• _DOCUMENT TEXT_

┌──

HKF, how crazy would it be for you, as such a big fan if Deron finds a home in LA, your favorite team?

I'm rooting for us, but most importantly, you... (corny, I know.. but I know how the feeling is when the NY Jets drafted my boy Vilma so I can relate to it).


----------



## HKF (Dec 10, 2002)

Well I wanted Danny Granger to get drafted by the Clippers, so I could get free Clipper tickets next to his groupies. Alas, that's not going to happen, because he'll be gone by then. I'm not sure how much I want Deron on the Lakers. I'm a Laker fan, but Deron is a PG who sets the table for the team. I want a team to hand him the keys and let him drive the bus.

On the Lakers he'd be in the triangle always deferring to Odom and Kobe. Frankly, that's a waste of his talent. So I want him in New Orleans, where he'll jump right into Byron Scott's motion offense (which he played for the last two years in Illinois). I'm more about the players I like fitting in and excelling, then going to my favorite team.

└──

• _GOALS_
a) List every person mentioned by name in the reply from HKF dated Dec 10, 2002, in the draft thread above.
b) According to the draft thread above, why does HKF prefer that Deron go to New Orleans rather than to the Lakers?
c) Pick up the draft thread above from the last sentence shown and continue it.

(Region annotation records)
┌──

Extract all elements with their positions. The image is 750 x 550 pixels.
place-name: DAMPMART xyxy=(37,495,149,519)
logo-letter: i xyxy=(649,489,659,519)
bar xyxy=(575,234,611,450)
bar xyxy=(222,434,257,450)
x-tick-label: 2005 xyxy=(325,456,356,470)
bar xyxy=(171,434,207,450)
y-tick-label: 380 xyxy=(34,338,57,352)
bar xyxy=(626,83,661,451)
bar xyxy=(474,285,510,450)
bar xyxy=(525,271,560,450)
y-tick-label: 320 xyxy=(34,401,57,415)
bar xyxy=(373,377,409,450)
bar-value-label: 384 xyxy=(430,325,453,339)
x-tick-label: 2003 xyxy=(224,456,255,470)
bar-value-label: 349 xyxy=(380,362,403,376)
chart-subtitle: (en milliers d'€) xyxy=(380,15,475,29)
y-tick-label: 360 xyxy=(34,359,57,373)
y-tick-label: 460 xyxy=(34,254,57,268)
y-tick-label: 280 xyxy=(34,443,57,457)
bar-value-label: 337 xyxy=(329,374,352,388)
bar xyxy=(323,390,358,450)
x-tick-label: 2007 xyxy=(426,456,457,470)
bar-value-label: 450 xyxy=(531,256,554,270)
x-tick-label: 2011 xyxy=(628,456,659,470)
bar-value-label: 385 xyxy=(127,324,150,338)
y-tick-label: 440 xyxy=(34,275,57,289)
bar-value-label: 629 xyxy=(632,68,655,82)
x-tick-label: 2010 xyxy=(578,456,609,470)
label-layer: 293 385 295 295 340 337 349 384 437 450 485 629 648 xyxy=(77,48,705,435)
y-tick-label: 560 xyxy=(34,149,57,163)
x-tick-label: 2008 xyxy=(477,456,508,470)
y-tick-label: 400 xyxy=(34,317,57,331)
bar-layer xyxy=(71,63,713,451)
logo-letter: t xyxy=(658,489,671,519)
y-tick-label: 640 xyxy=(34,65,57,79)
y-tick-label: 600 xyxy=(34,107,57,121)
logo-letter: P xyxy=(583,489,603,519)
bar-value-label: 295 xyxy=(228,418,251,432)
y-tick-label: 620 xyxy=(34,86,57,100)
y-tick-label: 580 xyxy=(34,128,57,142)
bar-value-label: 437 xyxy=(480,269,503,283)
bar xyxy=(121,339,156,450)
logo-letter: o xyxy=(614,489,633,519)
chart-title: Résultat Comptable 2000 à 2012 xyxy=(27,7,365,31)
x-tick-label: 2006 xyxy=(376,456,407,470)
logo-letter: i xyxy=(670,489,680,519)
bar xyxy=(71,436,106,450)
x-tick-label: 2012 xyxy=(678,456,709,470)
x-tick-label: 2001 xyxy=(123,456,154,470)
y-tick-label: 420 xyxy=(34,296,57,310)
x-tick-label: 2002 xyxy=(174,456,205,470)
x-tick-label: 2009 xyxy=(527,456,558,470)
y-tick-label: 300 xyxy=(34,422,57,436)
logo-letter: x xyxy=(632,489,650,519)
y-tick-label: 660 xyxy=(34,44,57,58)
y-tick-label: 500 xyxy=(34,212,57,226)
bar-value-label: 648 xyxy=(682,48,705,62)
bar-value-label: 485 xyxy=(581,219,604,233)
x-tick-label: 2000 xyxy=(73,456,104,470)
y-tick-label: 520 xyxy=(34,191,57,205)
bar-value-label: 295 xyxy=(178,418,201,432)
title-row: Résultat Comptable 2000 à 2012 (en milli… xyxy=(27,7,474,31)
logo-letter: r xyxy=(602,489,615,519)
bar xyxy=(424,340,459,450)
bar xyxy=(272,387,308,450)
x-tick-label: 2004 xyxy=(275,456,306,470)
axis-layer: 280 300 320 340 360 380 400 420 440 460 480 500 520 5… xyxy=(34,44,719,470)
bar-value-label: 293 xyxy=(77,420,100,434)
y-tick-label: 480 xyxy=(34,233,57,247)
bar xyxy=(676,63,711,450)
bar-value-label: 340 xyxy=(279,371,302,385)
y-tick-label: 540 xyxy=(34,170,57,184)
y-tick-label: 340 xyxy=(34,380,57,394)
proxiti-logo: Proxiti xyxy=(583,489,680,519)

└──

• _FINAL ANSWERS_
a) Danny Granger, Deron, Odom, Kobe, Byron Scott

b) On the Lakers, Deron would play in the triangle, always deferring to Odom and Kobe, which HKF considers a waste of his talent as a point guard who sets the table. In New Orleans, he would step directly into Byron Scott's motion offense, the system he played in for the last two years at Illinois.

c)
Now Ben Gordon on the other hand, would be perfect for the Triangle and the Lakers. That's not happening though.


----------



## thegza (Feb 18, 2003)

Lamar Odom isn't guaranteed to have the ball in his hand all the time. I think some are taking the role of Phil Jackson too highly and may expect Odom to change. It's all about patience, and I think in the long run.. playing with Kobe will allow Deron to improve as a player and slowly have a larger role in the offense.

But, yeah.. I feel ya. I just see Deron as the perfect PG defensively for the Lakers, smart enough to run the triangle, and may not show as much as he COULD but it'll lead to more ball games won.


----------



## HKF (Dec 10, 2002)

Well in that case, that's why I don't want Deron on the Lakers. I want him to show every single thing he can as an individual on the basketball court.


----------



## jalen5 (Nov 19, 2004)

SeaNet said:


> I think Deron's got "it," whatever "it" is. He's my top PG coming out this year.



Deron might have "it" , but Paul has "it" as well. They are both going to be good PG's in the league, along with Felton and probably Jack, too. Paul has always been my choice of the bunch. I'm very inconsistent with my feelings about Deron. I'll say this though, if Paul's gone (and Marvin is, too) when the Hornets draft, I think Deron would be a good pick.


----------



## Vermillion (Mar 23, 2004)

cmd34 said:


> He would look awfully dam good in Purple and Gold. By far, my favorite prospect in this draft.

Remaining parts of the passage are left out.